(Exercise prompt) Please transcribe the records precisely; pictures stay out of your copy.
─── Dataset content ───
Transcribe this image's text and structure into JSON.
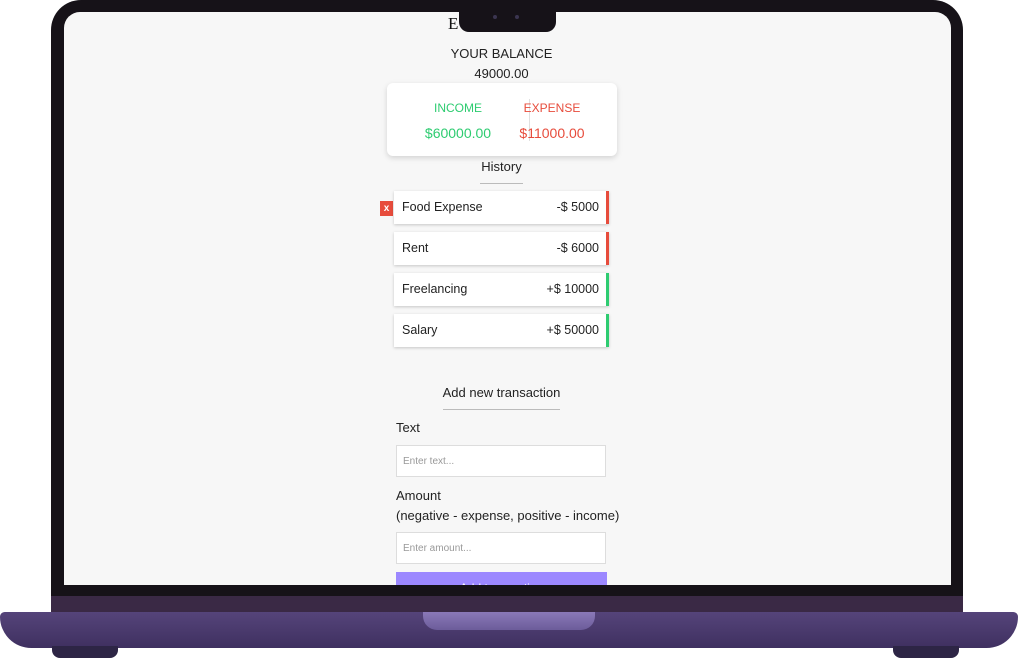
{
  "app": {
    "title_partial": "E"
  },
  "balance": {
    "label": "YOUR BALANCE",
    "value": "49000.00"
  },
  "summary": {
    "income": {
      "label": "INCOME",
      "value": "$60000.00",
      "color": "#2ecc71"
    },
    "expense": {
      "label": "EXPENSE",
      "value": "$11000.00",
      "color": "#e74c3c"
    }
  },
  "history": {
    "title": "History",
    "delete_label": "x",
    "transactions": [
      {
        "text": "Food Expense",
        "amount": "-$ 5000",
        "type": "expense"
      },
      {
        "text": "Rent",
        "amount": "-$ 6000",
        "type": "expense"
      },
      {
        "text": "Freelancing",
        "amount": "+$ 10000",
        "type": "income"
      },
      {
        "text": "Salary",
        "amount": "+$ 50000",
        "type": "income"
      }
    ]
  },
  "form": {
    "title": "Add new transaction",
    "text_label": "Text",
    "text_placeholder": "Enter text...",
    "amount_label": "Amount",
    "amount_hint": "(negative - expense, positive - income)",
    "amount_placeholder": "Enter amount...",
    "submit_label": "Add transaction",
    "button_color": "#9c88ff"
  }
}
───
(Reply to the exercise)
Transcribe this image's text and structure into JSON.
{
  "app": {
    "title_partial": "E"
  },
  "balance": {
    "label": "YOUR BALANCE",
    "value": "49000.00"
  },
  "summary": {
    "income": {
      "label": "INCOME",
      "value": "$60000.00",
      "color": "#2ecc71"
    },
    "expense": {
      "label": "EXPENSE",
      "value": "$11000.00",
      "color": "#e74c3c"
    }
  },
  "history": {
    "title": "History",
    "delete_label": "x",
    "transactions": [
      {
        "text": "Food Expense",
        "amount": "-$ 5000",
        "type": "expense"
      },
      {
        "text": "Rent",
        "amount": "-$ 6000",
        "type": "expense"
      },
      {
        "text": "Freelancing",
        "amount": "+$ 10000",
        "type": "income"
      },
      {
        "text": "Salary",
        "amount": "+$ 50000",
        "type": "income"
      }
    ]
  },
  "form": {
    "title": "Add new transaction",
    "text_label": "Text",
    "text_placeholder": "Enter text...",
    "amount_label": "Amount",
    "amount_hint": "(negative - expense, positive - income)",
    "amount_placeholder": "Enter amount...",
    "submit_label": "Add transaction",
    "button_color": "#9c88ff"
  }
}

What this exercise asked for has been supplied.